-- begin --
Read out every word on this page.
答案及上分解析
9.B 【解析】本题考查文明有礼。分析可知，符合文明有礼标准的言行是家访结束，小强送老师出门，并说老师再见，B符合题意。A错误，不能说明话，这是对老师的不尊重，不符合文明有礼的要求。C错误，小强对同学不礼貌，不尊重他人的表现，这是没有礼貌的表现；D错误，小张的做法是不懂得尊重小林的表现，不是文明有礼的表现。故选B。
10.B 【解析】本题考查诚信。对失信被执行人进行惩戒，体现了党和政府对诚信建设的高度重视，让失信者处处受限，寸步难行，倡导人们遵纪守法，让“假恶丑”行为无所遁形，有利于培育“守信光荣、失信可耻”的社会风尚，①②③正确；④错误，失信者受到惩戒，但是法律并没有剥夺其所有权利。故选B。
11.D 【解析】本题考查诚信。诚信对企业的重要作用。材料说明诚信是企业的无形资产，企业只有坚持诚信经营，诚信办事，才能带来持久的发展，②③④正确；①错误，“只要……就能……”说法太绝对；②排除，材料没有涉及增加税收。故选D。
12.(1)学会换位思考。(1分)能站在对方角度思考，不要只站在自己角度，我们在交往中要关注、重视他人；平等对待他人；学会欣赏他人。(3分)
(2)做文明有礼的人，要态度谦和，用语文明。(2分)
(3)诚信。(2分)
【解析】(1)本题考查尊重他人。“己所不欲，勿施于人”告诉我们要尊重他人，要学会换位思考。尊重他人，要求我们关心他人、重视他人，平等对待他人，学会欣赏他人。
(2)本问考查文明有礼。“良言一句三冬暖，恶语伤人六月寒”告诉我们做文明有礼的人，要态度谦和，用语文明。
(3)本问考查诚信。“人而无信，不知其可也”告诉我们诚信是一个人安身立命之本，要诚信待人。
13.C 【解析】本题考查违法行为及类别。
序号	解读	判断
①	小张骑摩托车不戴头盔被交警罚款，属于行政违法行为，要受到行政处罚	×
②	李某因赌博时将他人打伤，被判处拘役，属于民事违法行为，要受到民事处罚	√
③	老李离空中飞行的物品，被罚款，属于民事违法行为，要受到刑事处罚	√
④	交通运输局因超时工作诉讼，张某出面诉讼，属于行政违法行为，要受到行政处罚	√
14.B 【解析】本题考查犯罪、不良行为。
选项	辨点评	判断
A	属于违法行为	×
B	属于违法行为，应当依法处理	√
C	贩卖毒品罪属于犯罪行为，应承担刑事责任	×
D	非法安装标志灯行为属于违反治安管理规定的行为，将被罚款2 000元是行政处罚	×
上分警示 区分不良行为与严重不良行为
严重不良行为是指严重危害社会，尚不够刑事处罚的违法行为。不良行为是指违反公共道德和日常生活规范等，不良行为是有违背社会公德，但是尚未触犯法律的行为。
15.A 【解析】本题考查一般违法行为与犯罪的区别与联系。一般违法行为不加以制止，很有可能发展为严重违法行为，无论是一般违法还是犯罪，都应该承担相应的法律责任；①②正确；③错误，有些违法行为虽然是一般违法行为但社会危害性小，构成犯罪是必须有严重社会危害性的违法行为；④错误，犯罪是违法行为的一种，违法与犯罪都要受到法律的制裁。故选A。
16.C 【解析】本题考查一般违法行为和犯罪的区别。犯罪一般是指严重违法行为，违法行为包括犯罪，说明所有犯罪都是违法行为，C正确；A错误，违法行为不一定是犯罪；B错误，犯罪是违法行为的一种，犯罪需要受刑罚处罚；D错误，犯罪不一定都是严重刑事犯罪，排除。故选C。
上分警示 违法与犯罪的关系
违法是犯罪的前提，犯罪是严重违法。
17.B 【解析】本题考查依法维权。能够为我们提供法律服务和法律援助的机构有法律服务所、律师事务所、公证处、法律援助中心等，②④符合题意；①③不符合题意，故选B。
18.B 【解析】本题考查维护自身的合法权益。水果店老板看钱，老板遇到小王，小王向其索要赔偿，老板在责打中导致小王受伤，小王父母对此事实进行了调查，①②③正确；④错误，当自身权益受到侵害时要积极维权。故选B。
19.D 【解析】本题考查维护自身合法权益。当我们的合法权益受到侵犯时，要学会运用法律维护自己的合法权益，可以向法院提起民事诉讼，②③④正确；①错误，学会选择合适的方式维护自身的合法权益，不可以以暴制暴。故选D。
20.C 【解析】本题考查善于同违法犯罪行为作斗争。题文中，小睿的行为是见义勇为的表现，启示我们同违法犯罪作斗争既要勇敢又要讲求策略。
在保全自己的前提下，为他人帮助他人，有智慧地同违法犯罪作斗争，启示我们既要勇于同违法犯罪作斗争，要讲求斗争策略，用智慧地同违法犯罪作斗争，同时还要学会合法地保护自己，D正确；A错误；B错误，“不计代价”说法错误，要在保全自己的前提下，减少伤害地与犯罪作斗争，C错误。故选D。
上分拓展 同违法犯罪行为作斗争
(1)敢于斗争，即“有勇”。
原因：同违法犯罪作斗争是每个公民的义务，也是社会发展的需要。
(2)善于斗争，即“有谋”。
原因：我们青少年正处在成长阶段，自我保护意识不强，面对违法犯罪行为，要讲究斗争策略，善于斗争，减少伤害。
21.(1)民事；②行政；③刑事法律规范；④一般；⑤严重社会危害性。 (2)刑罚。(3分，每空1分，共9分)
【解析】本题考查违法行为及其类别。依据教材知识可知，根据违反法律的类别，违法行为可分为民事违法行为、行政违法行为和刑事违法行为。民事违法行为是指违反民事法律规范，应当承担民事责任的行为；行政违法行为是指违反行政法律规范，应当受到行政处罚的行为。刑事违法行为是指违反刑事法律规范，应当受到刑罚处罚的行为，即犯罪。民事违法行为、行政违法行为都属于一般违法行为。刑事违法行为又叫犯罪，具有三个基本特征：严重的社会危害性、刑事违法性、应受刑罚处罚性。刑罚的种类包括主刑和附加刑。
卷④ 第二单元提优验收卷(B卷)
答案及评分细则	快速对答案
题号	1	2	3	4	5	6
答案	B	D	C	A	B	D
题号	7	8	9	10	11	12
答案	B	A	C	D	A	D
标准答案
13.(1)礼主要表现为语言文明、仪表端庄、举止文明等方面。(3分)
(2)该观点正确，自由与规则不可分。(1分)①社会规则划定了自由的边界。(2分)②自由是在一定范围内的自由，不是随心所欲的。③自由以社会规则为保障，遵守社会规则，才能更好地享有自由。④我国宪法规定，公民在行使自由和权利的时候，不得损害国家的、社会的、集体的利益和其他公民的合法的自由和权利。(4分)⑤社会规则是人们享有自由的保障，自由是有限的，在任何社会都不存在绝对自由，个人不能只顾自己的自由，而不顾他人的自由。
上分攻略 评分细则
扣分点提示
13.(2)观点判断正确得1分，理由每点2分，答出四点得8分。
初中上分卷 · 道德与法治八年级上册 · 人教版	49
-- end --
> **WHAT TO WORK ON**:
Give the entries once more, exactly as they appear.

> **THE COMPLETED TASK**:
Read out every word on this page.
答案及上分解析
9.B 【解析】本题考查文明有礼。分析可知，符合文明有礼标准的言行是家访结束，小强送老师出门，并说老师再见，B符合题意。A错误，不能说明话，这是对老师的不尊重，不符合文明有礼的要求。C错误，小强对同学不礼貌，不尊重他人的表现，这是没有礼貌的表现；D错误，小张的做法是不懂得尊重小林的表现，不是文明有礼的表现。故选B。
10.B 【解析】本题考查诚信。对失信被执行人进行惩戒，体现了党和政府对诚信建设的高度重视，让失信者处处受限，寸步难行，倡导人们遵纪守法，让“假恶丑”行为无所遁形，有利于培育“守信光荣、失信可耻”的社会风尚，①②③正确；④错误，失信者受到惩戒，但是法律并没有剥夺其所有权利。故选B。
11.D 【解析】本题考查诚信。诚信对企业的重要作用。材料说明诚信是企业的无形资产，企业只有坚持诚信经营，诚信办事，才能带来持久的发展，②③④正确；①错误，“只要……就能……”说法太绝对；②排除，材料没有涉及增加税收。故选D。
12.(1)学会换位思考。(1分)能站在对方角度思考，不要只站在自己角度，我们在交往中要关注、重视他人；平等对待他人；学会欣赏他人。(3分)
(2)做文明有礼的人，要态度谦和，用语文明。(2分)
(3)诚信。(2分)
【解析】(1)本题考查尊重他人。“己所不欲，勿施于人”告诉我们要尊重他人，要学会换位思考。尊重他人，要求我们关心他人、重视他人，平等对待他人，学会欣赏他人。
(2)本问考查文明有礼。“良言一句三冬暖，恶语伤人六月寒”告诉我们做文明有礼的人，要态度谦和，用语文明。
(3)本问考查诚信。“人而无信，不知其可也”告诉我们诚信是一个人安身立命之本，要诚信待人。
13.C 【解析】本题考查违法行为及类别。
序号	解读	判断
①	小张骑摩托车不戴头盔被交警罚款，属于行政违法行为，要受到行政处罚	×
②	李某因赌博时将他人打伤，被判处拘役，属于民事违法行为，要受到民事处罚	√
③	老李离空中飞行的物品，被罚款，属于民事违法行为，要受到刑事处罚	√
④	交通运输局因超时工作诉讼，张某出面诉讼，属于行政违法行为，要受到行政处罚	√
14.B 【解析】本题考查犯罪、不良行为。
选项	辨点评	判断
A	属于违法行为	×
B	属于违法行为，应当依法处理	√
C	贩卖毒品罪属于犯罪行为，应承担刑事责任	×
D	非法安装标志灯行为属于违反治安管理规定的行为，将被罚款2 000元是行政处罚	×
上分警示 区分不良行为与严重不良行为
严重不良行为是指严重危害社会，尚不够刑事处罚的违法行为。不良行为是指违反公共道德和日常生活规范等，不良行为是有违背社会公德，但是尚未触犯法律的行为。
15.A 【解析】本题考查一般违法行为与犯罪的区别与联系。一般违法行为不加以制止，很有可能发展为严重违法行为，无论是一般违法还是犯罪，都应该承担相应的法律责任；①②正确；③错误，有些违法行为虽然是一般违法行为但社会危害性小，构成犯罪是必须有严重社会危害性的违法行为；④错误，犯罪是违法行为的一种，违法与犯罪都要受到法律的制裁。故选A。
16.C 【解析】本题考查一般违法行为和犯罪的区别。犯罪一般是指严重违法行为，违法行为包括犯罪，说明所有犯罪都是违法行为，C正确；A错误，违法行为不一定是犯罪；B错误，犯罪是违法行为的一种，犯罪需要受刑罚处罚；D错误，犯罪不一定都是严重刑事犯罪，排除。故选C。
上分警示 违法与犯罪的关系
违法是犯罪的前提，犯罪是严重违法。
17.B 【解析】本题考查依法维权。能够为我们提供法律服务和法律援助的机构有法律服务所、律师事务所、公证处、法律援助中心等，②④符合题意；①③不符合题意，故选B。
18.B 【解析】本题考查维护自身的合法权益。水果店老板看钱，老板遇到小王，小王向其索要赔偿，老板在责打中导致小王受伤，小王父母对此事实进行了调查，①②③正确；④错误，当自身权益受到侵害时要积极维权。故选B。
19.D 【解析】本题考查维护自身合法权益。当我们的合法权益受到侵犯时，要学会运用法律维护自己的合法权益，可以向法院提起民事诉讼，②③④正确；①错误，学会选择合适的方式维护自身的合法权益，不可以以暴制暴。故选D。
20.C 【解析】本题考查善于同违法犯罪行为作斗争。题文中，小睿的行为是见义勇为的表现，启示我们同违法犯罪作斗争既要勇敢又要讲求策略。
在保全自己的前提下，为他人帮助他人，有智慧地同违法犯罪作斗争，启示我们既要勇于同违法犯罪作斗争，要讲求斗争策略，用智慧地同违法犯罪作斗争，同时还要学会合法地保护自己，D正确；A错误；B错误，“不计代价”说法错误，要在保全自己的前提下，减少伤害地与犯罪作斗争，C错误。故选D。
上分拓展 同违法犯罪行为作斗争
(1)敢于斗争，即“有勇”。
原因：同违法犯罪作斗争是每个公民的义务，也是社会发展的需要。
(2)善于斗争，即“有谋”。
原因：我们青少年正处在成长阶段，自我保护意识不强，面对违法犯罪行为，要讲究斗争策略，善于斗争，减少伤害。
21.(1)民事；②行政；③刑事法律规范；④一般；⑤严重社会危害性。 (2)刑罚。(3分，每空1分，共9分)
【解析】本题考查违法行为及其类别。依据教材知识可知，根据违反法律的类别，违法行为可分为民事违法行为、行政违法行为和刑事违法行为。民事违法行为是指违反民事法律规范，应当承担民事责任的行为；行政违法行为是指违反行政法律规范，应当受到行政处罚的行为。刑事违法行为是指违反刑事法律规范，应当受到刑罚处罚的行为，即犯罪。民事违法行为、行政违法行为都属于一般违法行为。刑事违法行为又叫犯罪，具有三个基本特征：严重的社会危害性、刑事违法性、应受刑罚处罚性。刑罚的种类包括主刑和附加刑。
卷④ 第二单元提优验收卷(B卷)
答案及评分细则	快速对答案
题号	1	2	3	4	5	6
答案	B	D	C	A	B	D
题号	7	8	9	10	11	12
答案	B	A	C	D	A	D
标准答案
13.(1)礼主要表现为语言文明、仪表端庄、举止文明等方面。(3分)
(2)该观点正确，自由与规则不可分。(1分)①社会规则划定了自由的边界。(2分)②自由是在一定范围内的自由，不是随心所欲的。③自由以社会规则为保障，遵守社会规则，才能更好地享有自由。④我国宪法规定，公民在行使自由和权利的时候，不得损害国家的、社会的、集体的利益和其他公民的合法的自由和权利。(4分)⑤社会规则是人们享有自由的保障，自由是有限的，在任何社会都不存在绝对自由，个人不能只顾自己的自由，而不顾他人的自由。
上分攻略 评分细则
扣分点提示
13.(2)观点判断正确得1分，理由每点2分，答出四点得8分。
初中上分卷 · 道德与法治八年级上册 · 人教版	49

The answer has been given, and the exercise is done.